**INPUT FOR THIS TASK:**
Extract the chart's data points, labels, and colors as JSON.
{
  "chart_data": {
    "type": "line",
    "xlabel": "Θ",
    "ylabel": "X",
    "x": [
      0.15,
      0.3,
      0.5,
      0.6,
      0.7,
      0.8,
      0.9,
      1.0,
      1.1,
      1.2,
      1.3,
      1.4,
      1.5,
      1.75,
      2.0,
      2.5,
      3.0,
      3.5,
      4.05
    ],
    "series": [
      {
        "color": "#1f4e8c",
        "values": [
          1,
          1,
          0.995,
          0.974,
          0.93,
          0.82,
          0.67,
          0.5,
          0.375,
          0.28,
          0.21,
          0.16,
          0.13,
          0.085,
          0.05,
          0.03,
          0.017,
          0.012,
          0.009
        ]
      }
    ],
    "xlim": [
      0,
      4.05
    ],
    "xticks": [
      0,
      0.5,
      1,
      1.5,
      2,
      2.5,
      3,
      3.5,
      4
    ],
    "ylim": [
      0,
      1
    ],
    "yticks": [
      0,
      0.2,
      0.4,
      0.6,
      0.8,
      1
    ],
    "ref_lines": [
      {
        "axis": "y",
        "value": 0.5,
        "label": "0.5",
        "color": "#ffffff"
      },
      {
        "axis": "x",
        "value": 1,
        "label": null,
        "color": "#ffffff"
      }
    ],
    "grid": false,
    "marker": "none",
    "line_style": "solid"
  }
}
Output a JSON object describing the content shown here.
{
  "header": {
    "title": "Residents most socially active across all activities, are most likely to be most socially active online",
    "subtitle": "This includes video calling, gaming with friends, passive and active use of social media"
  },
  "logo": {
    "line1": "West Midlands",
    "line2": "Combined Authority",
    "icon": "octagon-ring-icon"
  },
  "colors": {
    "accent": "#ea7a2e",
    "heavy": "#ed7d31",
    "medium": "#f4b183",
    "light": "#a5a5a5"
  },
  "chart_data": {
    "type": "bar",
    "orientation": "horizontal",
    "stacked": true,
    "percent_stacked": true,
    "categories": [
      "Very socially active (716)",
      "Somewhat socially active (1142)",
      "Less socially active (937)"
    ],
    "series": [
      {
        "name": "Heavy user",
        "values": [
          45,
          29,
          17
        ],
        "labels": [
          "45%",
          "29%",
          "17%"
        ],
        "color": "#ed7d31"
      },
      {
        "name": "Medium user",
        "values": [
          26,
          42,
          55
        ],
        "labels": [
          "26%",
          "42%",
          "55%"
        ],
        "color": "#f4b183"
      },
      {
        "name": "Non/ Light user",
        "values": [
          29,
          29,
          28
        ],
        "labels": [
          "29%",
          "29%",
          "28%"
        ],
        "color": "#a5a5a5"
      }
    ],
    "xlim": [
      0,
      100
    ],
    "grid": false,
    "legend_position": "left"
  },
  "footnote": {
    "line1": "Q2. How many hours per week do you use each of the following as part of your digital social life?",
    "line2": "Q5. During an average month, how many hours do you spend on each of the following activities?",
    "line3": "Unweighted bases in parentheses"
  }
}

**TO DO:** How many lines of the listing above include the word "JSON"? Reply with the number alone.

**RESPONSE:** 2